▶ **EXERCISE**
Please put the records into a Markdown table with the columns Row and Line, covering the part that opens at the start of the records and closes with the line containing "bookmark-item[interactable]: AccioJob [128, 48, 171, 57]", both ends included. Leave out blank lines.
-- -- --
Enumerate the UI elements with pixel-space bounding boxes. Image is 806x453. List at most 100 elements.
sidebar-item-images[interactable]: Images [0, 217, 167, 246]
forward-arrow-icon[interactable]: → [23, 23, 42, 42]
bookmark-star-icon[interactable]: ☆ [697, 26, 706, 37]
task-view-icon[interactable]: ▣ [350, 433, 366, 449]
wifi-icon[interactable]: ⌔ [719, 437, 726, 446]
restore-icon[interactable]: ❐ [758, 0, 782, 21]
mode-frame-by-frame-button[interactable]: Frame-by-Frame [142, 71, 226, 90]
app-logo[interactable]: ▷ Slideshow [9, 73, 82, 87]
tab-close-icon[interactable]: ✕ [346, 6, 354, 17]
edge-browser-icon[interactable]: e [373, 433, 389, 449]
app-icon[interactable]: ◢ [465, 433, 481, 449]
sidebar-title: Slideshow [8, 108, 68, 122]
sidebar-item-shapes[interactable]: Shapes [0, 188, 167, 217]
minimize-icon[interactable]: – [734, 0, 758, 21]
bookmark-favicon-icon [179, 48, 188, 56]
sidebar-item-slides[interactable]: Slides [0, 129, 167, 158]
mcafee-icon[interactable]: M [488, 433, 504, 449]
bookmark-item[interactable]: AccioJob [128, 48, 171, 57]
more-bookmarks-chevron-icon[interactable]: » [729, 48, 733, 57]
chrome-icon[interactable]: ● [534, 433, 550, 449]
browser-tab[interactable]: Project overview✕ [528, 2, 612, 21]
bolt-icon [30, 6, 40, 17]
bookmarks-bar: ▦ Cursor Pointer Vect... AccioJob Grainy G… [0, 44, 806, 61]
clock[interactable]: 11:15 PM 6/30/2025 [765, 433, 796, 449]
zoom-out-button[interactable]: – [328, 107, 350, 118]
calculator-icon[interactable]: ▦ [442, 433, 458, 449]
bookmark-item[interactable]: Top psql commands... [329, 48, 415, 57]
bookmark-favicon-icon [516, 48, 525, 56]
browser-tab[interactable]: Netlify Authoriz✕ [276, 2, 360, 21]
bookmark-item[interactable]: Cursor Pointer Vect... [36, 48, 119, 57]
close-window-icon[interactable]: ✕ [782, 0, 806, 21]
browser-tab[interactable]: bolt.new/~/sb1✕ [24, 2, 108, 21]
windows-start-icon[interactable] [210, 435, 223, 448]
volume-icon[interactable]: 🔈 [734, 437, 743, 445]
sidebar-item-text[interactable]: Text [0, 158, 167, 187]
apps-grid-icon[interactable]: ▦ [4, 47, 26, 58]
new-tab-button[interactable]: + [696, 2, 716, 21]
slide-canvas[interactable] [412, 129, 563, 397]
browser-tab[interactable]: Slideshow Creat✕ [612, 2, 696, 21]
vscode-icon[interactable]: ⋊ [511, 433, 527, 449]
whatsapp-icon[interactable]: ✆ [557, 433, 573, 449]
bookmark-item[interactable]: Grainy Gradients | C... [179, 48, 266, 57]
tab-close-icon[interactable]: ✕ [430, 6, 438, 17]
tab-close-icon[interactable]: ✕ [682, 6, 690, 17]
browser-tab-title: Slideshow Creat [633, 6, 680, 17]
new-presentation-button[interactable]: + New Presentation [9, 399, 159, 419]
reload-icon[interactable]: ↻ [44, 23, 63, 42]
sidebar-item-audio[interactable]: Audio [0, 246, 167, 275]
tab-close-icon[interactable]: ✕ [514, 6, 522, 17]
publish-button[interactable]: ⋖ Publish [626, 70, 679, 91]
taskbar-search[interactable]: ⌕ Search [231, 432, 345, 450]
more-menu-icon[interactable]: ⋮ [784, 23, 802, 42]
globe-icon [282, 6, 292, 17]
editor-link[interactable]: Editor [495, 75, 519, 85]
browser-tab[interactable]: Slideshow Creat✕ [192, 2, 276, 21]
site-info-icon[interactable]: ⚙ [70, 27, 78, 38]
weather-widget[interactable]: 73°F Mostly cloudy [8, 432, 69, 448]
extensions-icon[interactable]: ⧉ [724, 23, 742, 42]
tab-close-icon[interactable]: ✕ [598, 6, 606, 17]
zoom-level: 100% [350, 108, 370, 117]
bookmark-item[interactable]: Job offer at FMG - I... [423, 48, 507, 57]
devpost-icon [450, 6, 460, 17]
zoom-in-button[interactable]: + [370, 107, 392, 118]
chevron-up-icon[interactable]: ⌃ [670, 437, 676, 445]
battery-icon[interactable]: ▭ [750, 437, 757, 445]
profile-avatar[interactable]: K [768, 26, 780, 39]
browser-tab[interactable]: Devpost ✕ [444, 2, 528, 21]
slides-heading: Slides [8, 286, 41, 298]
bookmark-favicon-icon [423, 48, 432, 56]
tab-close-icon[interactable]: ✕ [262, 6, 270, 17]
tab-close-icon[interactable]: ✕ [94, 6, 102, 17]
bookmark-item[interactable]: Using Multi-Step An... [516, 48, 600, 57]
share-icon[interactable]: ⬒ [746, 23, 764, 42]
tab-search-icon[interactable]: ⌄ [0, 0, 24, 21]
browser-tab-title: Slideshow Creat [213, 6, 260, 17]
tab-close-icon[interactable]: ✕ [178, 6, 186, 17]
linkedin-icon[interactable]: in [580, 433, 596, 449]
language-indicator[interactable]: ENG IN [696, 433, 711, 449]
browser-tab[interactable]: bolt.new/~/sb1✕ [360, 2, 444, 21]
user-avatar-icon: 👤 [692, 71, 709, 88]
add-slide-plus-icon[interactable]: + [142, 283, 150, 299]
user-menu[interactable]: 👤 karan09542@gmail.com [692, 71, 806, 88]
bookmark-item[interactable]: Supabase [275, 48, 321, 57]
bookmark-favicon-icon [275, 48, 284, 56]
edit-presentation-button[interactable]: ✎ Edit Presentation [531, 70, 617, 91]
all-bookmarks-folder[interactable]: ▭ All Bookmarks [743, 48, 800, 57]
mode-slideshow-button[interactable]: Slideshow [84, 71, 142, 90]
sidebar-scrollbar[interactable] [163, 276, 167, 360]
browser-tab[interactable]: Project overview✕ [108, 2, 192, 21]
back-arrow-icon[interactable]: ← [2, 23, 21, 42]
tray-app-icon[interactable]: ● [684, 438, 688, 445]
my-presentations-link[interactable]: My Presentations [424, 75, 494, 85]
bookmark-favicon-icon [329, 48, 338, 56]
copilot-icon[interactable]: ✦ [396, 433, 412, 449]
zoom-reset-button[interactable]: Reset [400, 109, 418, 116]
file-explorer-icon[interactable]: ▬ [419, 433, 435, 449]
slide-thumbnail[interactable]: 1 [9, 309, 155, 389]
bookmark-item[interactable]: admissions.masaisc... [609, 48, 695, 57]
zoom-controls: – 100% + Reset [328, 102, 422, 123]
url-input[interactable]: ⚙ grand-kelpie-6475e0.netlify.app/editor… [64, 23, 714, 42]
-- -- --
▶ **SOLUTION TO THIS TASK**
| Row | Line |
|---|---|
| 1 | Enumerate the UI elements with pixel-space bounding boxes. Image is 806x453. List at most 100 elements. |
| 2 | sidebar-item-images[interactable]: Images [0, 217, 167, 246] |
| 3 | forward-arrow-icon[interactable]: → [23, 23, 42, 42] |
| 4 | bookmark-star-icon[interactable]: ☆ [697, 26, 706, 37] |
| 5 | task-view-icon[interactable]: ▣ [350, 433, 366, 449] |
| 6 | wifi-icon[interactable]: ⌔ [719, 437, 726, 446] |
| 7 | restore-icon[interactable]: ❐ [758, 0, 782, 21] |
| 8 | mode-frame-by-frame-button[interactable]: Frame-by-Frame [142, 71, 226, 90] |
| 9 | app-logo[interactable]: ▷ Slideshow [9, 73, 82, 87] |
| 10 | tab-close-icon[interactable]: ✕ [346, 6, 354, 17] |
| 11 | edge-browser-icon[interactable]: e [373, 433, 389, 449] |
| 12 | app-icon[interactable]: ◢ [465, 433, 481, 449] |
| 13 | sidebar-title: Slideshow [8, 108, 68, 122] |
| 14 | sidebar-item-shapes[interactable]: Shapes [0, 188, 167, 217] |
| 15 | minimize-icon[interactable]: – [734, 0, 758, 21] |
| 16 | bookmark-favicon-icon [179, 48, 188, 56] |
| 17 | sidebar-item-slides[interactable]: Slides [0, 129, 167, 158] |
| 18 | mcafee-icon[interactable]: M [488, 433, 504, 449] |
| 19 | bookmark-item[interactable]: AccioJob [128, 48, 171, 57] |